*Set task*
Tally each line where the word "parfois" occurs, then give only the total.

(Items from a dataset)

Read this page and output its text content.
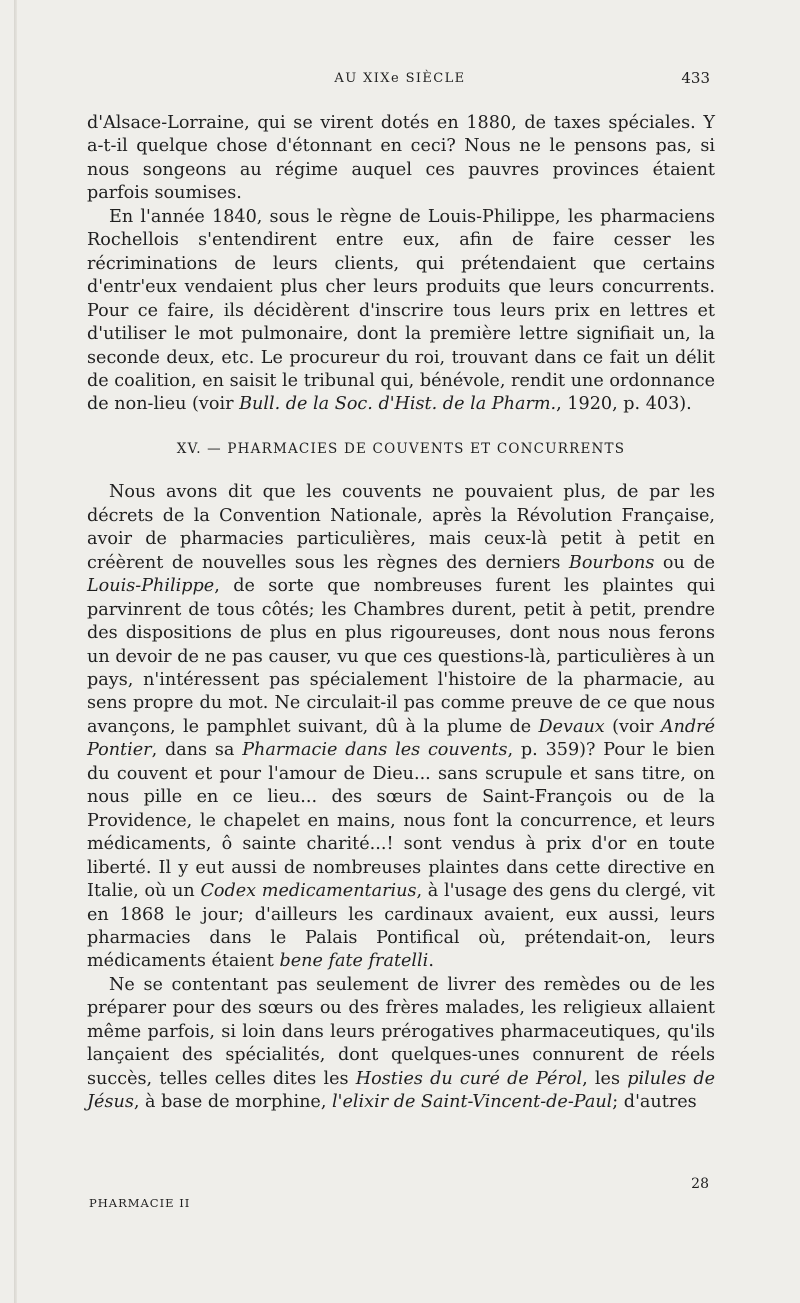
AU XIXe SIÈCLE	433

d'Alsace-Lorraine, qui se virent dotés en 1880, de taxes spéciales. Y a-t-il quelque chose d'étonnant en ceci? Nous ne le pensons pas, si nous songeons au régime auquel ces pauvres provinces étaient parfois soumises.

En l'année 1840, sous le règne de Louis-Philippe, les pharmaciens Rochellois s'entendirent entre eux, afin de faire cesser les récriminations de leurs clients, qui prétendaient que certains d'entr'eux vendaient plus cher leurs produits que leurs concurrents. Pour ce faire, ils décidèrent d'inscrire tous leurs prix en lettres et d'utiliser le mot pulmonaire, dont la première lettre signifiait un, la seconde deux, etc. Le procureur du roi, trouvant dans ce fait un délit de coalition, en saisit le tribunal qui, bénévole, rendit une ordonnance de non-lieu (voir Bull. de la Soc. d'Hist. de la Pharm., 1920, p. 403).

XV. — PHARMACIES DE COUVENTS ET CONCURRENTS

Nous avons dit que les couvents ne pouvaient plus, de par les décrets de la Convention Nationale, après la Révolution Française, avoir de pharmacies particulières, mais ceux-là petit à petit en créèrent de nouvelles sous les règnes des derniers Bourbons ou de Louis-Philippe, de sorte que nombreuses furent les plaintes qui parvinrent de tous côtés; les Chambres durent, petit à petit, prendre des dispositions de plus en plus rigoureuses, dont nous nous ferons un devoir de ne pas causer, vu que ces questions-là, particulières à un pays, n'intéressent pas spécialement l'histoire de la pharmacie, au sens propre du mot. Ne circulait-il pas comme preuve de ce que nous avançons, le pamphlet suivant, dû à la plume de Devaux (voir André Pontier, dans sa Pharmacie dans les couvents, p. 359)? Pour le bien du couvent et pour l'amour de Dieu... sans scrupule et sans titre, on nous pille en ce lieu... des sœurs de Saint-François ou de la Providence, le chapelet en mains, nous font la concurrence, et leurs médicaments, ô sainte charité...! sont vendus à prix d'or en toute liberté. Il y eut aussi de nombreuses plaintes dans cette directive en Italie, où un Codex medicamentarius, à l'usage des gens du clergé, vit en 1868 le jour; d'ailleurs les cardinaux avaient, eux aussi, leurs pharmacies dans le Palais Pontifical où, prétendait-on, leurs médicaments étaient bene fate fratelli.

Ne se contentant pas seulement de livrer des remèdes ou de les préparer pour des sœurs ou des frères malades, les religieux allaient même parfois, si loin dans leurs prérogatives pharmaceutiques, qu'ils lançaient des spécialités, dont quelques-unes connurent de réels succès, telles celles dites les Hosties du curé de Pérol, les pilules de Jésus, à base de morphine, l'elixir de Saint-Vincent-de-Paul; d'autres

28
PHARMACIE II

*Response to this task*
2